Stated problem: Work through the records below and tally every line containing "cortex". Reply with the total alone.

Entries:
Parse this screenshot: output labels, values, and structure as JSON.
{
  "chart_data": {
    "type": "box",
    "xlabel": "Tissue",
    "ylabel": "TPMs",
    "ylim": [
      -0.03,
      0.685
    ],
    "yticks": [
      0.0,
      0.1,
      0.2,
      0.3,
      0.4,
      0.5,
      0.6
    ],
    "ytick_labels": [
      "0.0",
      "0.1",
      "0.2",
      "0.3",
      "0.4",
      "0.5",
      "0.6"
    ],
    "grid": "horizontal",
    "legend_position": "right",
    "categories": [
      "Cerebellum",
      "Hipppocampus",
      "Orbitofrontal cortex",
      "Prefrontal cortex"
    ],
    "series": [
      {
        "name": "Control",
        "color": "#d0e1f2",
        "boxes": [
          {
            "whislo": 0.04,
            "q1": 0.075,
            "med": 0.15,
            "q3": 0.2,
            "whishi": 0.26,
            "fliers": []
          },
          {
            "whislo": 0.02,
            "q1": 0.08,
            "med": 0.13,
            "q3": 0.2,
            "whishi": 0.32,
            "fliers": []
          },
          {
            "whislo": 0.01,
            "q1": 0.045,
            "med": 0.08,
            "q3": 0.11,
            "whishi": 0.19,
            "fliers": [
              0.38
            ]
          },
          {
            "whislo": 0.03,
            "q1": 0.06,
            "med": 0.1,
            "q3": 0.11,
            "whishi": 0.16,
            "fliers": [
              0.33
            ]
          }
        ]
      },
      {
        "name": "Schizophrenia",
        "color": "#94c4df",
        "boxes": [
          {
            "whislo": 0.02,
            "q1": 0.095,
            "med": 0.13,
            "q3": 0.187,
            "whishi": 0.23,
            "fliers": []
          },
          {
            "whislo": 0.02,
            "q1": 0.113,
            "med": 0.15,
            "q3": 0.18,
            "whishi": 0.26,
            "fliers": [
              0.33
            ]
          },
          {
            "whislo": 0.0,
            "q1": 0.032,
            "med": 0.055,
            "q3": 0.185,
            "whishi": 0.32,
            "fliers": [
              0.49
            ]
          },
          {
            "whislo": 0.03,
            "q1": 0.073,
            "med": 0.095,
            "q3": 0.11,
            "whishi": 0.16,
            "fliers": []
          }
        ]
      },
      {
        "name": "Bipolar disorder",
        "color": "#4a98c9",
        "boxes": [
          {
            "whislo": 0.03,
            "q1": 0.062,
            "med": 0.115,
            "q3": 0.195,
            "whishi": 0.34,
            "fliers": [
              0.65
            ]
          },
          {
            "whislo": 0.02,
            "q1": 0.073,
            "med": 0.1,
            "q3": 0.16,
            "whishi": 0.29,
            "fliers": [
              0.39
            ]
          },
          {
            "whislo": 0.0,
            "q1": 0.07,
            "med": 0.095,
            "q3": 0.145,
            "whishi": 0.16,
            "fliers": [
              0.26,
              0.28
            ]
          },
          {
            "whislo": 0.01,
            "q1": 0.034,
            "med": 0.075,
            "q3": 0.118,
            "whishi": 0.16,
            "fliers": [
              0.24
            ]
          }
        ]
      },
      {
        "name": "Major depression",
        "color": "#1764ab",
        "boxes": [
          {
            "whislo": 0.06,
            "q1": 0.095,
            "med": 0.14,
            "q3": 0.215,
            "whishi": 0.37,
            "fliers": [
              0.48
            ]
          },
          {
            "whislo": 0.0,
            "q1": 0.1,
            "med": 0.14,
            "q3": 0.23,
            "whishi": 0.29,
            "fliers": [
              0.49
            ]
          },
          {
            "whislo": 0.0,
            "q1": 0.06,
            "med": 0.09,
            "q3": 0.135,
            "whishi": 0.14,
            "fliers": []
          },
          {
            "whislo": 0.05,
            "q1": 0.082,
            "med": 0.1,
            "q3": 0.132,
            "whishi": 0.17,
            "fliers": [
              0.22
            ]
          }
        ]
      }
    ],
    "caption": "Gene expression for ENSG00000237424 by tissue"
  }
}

Final answer: 2